### WHAT THE TASK ASKS
Extract the lines that carry the string "Accounting" from the listing.

-- BEGIN EXTRACTED DATA --

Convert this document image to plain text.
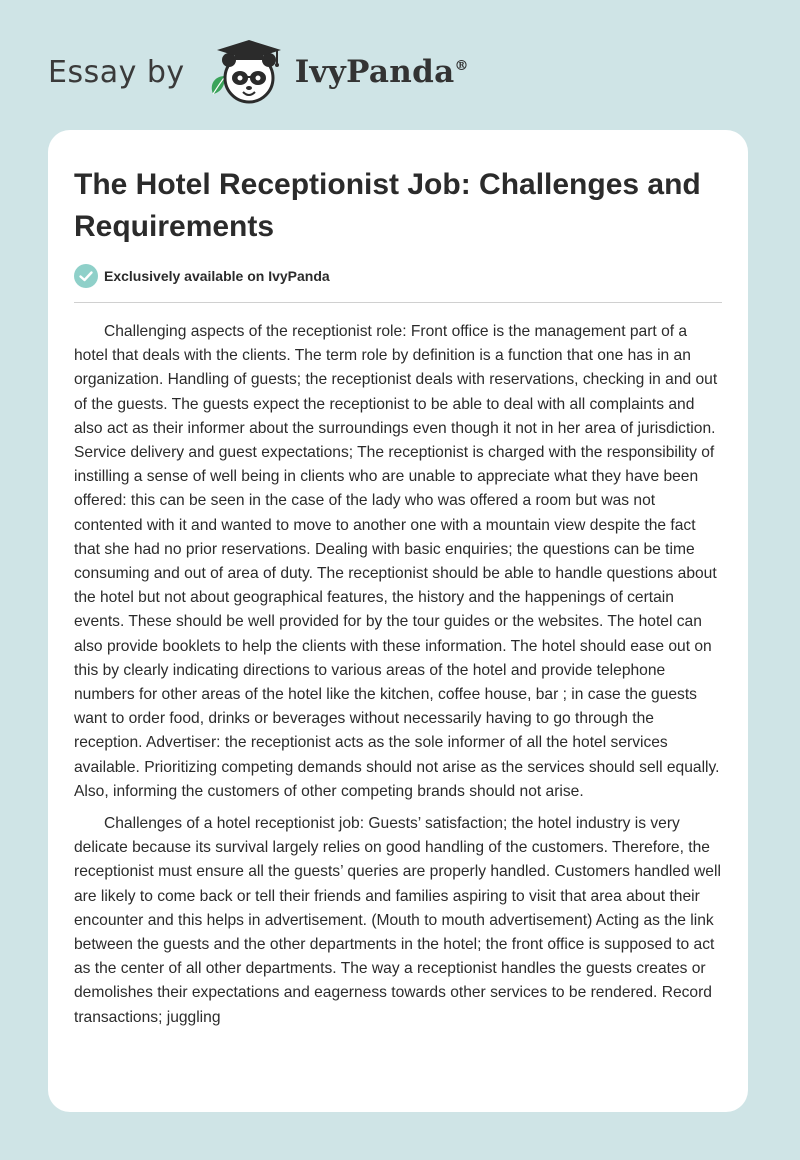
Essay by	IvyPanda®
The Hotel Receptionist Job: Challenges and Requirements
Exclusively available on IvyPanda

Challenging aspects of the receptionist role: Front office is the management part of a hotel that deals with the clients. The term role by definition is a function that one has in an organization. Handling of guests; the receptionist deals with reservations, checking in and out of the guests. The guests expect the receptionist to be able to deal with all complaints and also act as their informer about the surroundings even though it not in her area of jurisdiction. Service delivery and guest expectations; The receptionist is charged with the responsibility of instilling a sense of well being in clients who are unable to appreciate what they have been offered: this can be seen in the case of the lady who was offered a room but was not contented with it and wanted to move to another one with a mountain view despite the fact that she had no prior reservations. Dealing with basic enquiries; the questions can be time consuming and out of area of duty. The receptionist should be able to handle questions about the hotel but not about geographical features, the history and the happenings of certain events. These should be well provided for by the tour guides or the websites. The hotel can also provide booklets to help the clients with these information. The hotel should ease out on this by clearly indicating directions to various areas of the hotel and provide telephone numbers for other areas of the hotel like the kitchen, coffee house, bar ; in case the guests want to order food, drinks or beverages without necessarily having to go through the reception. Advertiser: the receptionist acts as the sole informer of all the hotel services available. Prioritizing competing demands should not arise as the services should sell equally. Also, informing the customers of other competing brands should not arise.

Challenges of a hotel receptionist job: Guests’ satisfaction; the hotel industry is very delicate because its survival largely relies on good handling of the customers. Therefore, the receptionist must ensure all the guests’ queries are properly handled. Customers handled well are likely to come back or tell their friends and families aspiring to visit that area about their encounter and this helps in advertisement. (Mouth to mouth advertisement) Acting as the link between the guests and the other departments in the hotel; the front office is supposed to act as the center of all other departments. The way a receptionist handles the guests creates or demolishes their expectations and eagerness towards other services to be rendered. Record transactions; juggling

-- END EXTRACTED DATA --
-- BEGIN EXTRACTED DATA --

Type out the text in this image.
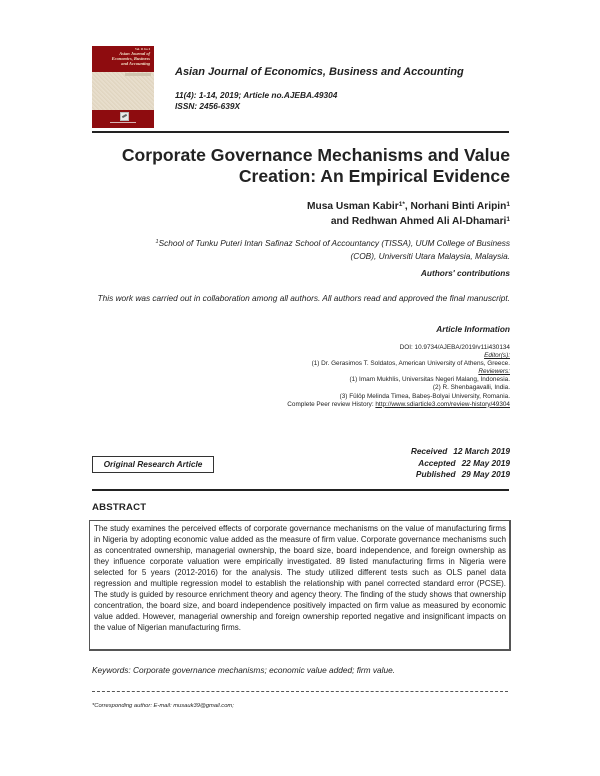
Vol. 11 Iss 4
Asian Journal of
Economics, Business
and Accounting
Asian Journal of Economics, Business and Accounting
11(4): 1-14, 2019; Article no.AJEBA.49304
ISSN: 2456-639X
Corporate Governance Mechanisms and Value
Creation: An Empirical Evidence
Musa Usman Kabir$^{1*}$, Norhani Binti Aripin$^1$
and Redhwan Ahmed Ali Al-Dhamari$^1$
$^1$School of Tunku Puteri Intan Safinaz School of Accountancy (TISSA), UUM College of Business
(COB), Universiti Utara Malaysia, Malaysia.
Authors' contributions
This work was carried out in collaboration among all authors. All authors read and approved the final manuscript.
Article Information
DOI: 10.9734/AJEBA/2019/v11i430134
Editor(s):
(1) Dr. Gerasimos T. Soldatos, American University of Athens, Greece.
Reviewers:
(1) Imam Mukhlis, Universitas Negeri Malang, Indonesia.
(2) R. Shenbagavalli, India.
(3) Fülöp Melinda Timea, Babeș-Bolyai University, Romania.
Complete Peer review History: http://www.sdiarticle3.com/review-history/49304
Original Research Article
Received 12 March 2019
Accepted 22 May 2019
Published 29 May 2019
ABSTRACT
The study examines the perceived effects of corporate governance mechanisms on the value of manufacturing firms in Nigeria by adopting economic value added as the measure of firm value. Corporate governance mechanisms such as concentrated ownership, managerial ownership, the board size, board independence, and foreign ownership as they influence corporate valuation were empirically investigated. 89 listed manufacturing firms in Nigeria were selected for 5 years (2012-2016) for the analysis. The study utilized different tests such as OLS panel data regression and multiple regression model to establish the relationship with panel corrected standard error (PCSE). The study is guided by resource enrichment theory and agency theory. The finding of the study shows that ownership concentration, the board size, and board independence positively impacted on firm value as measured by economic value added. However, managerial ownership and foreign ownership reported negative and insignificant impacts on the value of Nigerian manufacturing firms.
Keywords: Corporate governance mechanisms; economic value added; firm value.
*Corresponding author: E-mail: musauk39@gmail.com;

-- END EXTRACTED DATA --

### EXERCISE RESPONSE
and Accounting
Asian Journal of Economics, Business and Accounting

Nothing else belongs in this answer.